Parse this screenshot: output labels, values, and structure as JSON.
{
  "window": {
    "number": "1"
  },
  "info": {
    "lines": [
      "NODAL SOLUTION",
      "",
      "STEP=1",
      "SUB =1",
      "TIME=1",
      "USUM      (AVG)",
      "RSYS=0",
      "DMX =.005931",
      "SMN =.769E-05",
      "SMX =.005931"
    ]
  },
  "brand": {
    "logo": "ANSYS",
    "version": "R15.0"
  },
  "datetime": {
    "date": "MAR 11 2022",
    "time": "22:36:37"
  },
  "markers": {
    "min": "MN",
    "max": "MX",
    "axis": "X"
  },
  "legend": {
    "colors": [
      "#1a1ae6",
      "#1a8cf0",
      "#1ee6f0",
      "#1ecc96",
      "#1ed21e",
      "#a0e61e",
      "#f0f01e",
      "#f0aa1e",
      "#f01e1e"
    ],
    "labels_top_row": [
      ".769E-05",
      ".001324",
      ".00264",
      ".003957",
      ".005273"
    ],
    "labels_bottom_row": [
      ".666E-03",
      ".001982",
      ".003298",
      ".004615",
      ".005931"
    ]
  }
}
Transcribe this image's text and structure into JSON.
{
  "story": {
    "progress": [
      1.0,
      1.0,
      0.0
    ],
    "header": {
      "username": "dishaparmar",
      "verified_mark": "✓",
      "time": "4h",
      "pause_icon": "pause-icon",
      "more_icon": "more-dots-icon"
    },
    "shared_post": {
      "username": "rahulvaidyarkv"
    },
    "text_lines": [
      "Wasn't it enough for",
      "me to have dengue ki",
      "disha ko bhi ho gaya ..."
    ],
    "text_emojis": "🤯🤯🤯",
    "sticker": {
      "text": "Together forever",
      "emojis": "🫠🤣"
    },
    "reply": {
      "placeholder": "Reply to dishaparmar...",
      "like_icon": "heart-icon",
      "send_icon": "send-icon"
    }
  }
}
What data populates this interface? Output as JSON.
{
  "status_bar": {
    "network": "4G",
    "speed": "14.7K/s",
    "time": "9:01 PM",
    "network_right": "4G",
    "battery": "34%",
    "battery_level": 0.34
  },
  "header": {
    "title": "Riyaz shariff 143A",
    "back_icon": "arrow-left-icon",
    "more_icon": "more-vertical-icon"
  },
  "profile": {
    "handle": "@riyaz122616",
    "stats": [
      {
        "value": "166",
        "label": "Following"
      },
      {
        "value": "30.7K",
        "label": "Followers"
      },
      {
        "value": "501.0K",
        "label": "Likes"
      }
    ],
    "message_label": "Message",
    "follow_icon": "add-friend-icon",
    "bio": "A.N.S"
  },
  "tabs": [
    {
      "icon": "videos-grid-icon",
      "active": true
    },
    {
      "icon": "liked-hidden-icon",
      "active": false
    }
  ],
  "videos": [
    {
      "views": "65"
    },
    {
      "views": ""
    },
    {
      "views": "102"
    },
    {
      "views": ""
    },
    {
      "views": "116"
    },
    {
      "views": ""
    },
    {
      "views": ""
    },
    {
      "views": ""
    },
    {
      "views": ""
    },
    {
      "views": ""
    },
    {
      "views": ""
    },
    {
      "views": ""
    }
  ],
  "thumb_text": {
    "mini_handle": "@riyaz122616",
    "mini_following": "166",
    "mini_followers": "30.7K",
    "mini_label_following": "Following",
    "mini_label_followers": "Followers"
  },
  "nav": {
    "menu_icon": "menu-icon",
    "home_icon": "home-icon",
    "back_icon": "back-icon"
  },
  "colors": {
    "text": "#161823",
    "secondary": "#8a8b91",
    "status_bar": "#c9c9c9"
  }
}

────────────────────────────────────────

Find how many lines of the listing include the string "more" and give that number, nothing else.

COMPLETE OUTPUT: 2